Monitoring
Provides an overview of the default telemetry for Substrate nodes and the Polkadot ecosystem.
Last updated
Provides an overview of the default telemetry for Substrate nodes and the Polkadot ecosystem.
Last updated
Monitoring network operations and performance is an important part of maintaining a healthy, stable, and secure ecosystem. By default, Substrate nodes provide low-level telemetry components to automatically collect and transmit detailed information about the operation of each node in the network. The backend telemetry information is streamed in real time—as it occurs—to an endpoint so that you can observe, monitor, and alert on system behavior.
As a developer or node operator, there's rarely any need to know the implementation details of how these low-level telemetry components provide information about computer and network operations. At a high level, the information collected from each public node is sent to a default telemetry server and aggregated for display in a front-end dashboard.
The following diagram provides a simplified overview of the workflow.
The Polkadot telemetry dashboard provides a real-time view of how currently online nodes are performing. You can choose the information you want to display by turning visible columns on and off from the list of columns available.
To see the list of columns and modify which columns are displayed, click Settings.
The columns you can toggle on and off include:
Validator to display an indicator to differentiate validator nodes from other nodes.
Location to display the location of a node.
Implementation to display the version of the software running on the node.
Network ID to display the public network identifier for the node.
Peer Count to display the number of peers connected to the node.
Transactions in Queue to display the number of transactions in the Ready queue waiting for a block author.
Upload Bandwidth to display a graph of recent upload activity in MB per second.
Download Bandwidth to display a graph of recent download activity in MB per second.
State Cache Size to display a graph of the state cache size in MB.
Block to display the current best block number for the node to ensure it's staying synchronized with its peers.
Block Hash to display the block hash for the current best block number for the node.
Finalized Block to display the most recently finalized block number for the node to ensure it's staying synchronized with its peers.
Finalized Block Hash to display the block hash for the most recently finalized block number for the node.
Block Time to display the block execution time between blocks.
Block Propagation Time to display the time it took for the node to import the most recent block.
Last Block Time to display the time it took for the node to author the most recent block.
Node Uptime to display the number of days the node has been online without being restarted.
You can keep the information for one or more nodes in view in the dashboard by clicking the line displayed for the node in the dashboard list. For example, if you want to keep the information for two nodes visible while the information for other nodes scrolls by, you can select the nodes in the list and pin the information in place.
As an alternative to the list of nodes, you can display nodes on a global map. The map provides a visual representation of where nodes are located, where blocks are being produced and imported in real time, and where there are higher concentrations of nodes geographically. Note that only nodes that have a known location are displayed in the map.
To see represented on a map, click Map.
In this view, you can hover over any node location on the map to display a subset of the information available for the node, including the node name, location, best block number, best block hash, and block time statistics.

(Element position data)
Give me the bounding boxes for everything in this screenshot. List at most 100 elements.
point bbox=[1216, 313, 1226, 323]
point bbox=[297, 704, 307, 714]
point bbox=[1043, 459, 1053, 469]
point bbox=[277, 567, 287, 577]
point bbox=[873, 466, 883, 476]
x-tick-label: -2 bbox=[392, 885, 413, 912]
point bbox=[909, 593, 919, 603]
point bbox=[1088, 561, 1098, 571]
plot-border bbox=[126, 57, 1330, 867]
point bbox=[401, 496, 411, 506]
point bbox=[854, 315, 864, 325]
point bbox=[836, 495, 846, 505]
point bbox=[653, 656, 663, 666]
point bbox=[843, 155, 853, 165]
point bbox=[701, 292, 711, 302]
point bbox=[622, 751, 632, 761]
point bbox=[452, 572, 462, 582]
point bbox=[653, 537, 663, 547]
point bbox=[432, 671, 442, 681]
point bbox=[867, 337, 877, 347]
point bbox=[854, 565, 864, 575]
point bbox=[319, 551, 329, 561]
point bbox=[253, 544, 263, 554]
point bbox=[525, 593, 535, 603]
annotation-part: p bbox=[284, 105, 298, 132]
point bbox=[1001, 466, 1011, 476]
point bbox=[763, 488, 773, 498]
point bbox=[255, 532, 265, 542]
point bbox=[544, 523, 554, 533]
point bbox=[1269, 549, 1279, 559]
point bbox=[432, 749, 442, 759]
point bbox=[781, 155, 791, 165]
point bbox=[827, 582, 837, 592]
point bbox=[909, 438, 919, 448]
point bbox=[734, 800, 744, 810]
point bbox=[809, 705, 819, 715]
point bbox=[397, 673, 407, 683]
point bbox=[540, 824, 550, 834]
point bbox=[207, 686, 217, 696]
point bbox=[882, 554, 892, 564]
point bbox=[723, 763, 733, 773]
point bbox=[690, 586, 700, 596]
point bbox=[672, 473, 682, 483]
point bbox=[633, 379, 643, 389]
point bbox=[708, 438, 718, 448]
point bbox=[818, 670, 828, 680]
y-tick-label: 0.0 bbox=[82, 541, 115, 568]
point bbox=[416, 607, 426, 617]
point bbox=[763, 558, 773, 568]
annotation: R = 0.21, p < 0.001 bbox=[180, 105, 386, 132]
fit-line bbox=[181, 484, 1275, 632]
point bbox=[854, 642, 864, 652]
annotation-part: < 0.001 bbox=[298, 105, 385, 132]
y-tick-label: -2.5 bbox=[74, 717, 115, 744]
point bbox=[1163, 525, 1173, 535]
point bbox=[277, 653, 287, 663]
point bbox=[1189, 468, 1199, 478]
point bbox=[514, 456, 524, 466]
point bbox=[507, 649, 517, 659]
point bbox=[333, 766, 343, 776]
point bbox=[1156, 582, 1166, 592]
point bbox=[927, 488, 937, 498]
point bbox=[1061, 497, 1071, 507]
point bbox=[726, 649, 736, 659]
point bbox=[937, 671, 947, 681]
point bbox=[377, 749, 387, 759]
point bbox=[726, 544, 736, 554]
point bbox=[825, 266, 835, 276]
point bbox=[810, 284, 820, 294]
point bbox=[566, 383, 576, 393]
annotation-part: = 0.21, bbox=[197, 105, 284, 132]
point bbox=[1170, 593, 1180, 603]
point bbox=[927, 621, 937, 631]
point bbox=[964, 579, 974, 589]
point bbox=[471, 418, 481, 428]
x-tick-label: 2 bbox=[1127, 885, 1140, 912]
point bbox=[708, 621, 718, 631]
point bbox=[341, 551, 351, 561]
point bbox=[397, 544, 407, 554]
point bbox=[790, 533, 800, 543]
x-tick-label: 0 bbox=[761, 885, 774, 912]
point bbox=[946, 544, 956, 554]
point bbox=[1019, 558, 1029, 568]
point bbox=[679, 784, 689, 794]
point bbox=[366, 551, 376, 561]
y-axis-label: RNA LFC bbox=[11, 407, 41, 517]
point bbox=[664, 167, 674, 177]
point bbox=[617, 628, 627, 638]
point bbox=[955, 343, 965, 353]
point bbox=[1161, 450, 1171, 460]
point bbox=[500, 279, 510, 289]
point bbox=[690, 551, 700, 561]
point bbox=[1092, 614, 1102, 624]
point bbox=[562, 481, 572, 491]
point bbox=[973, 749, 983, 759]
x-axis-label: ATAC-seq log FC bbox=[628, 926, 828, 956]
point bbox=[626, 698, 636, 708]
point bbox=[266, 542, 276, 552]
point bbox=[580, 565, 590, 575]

- **Exercise set**
1 > In the monitoring text, what does the Node Uptime column show?
2 > Copy the records word for word, from their first line through the line that contains "point bbox=[867, 337, 877, 347]".
The monitoring text and the records are independent of each other.

- **Answers to each task**
1 > It shows the number of days the node has been online without being restarted.

2 >
Give me the bounding boxes for everything in this screenshot. List at most 100 elements.
point bbox=[1216, 313, 1226, 323]
point bbox=[297, 704, 307, 714]
point bbox=[1043, 459, 1053, 469]
point bbox=[277, 567, 287, 577]
point bbox=[873, 466, 883, 476]
x-tick-label: -2 bbox=[392, 885, 413, 912]
point bbox=[909, 593, 919, 603]
point bbox=[1088, 561, 1098, 571]
plot-border bbox=[126, 57, 1330, 867]
point bbox=[401, 496, 411, 506]
point bbox=[854, 315, 864, 325]
point bbox=[836, 495, 846, 505]
point bbox=[653, 656, 663, 666]
point bbox=[843, 155, 853, 165]
point bbox=[701, 292, 711, 302]
point bbox=[622, 751, 632, 761]
point bbox=[452, 572, 462, 582]
point bbox=[653, 537, 663, 547]
point bbox=[432, 671, 442, 681]
point bbox=[867, 337, 877, 347]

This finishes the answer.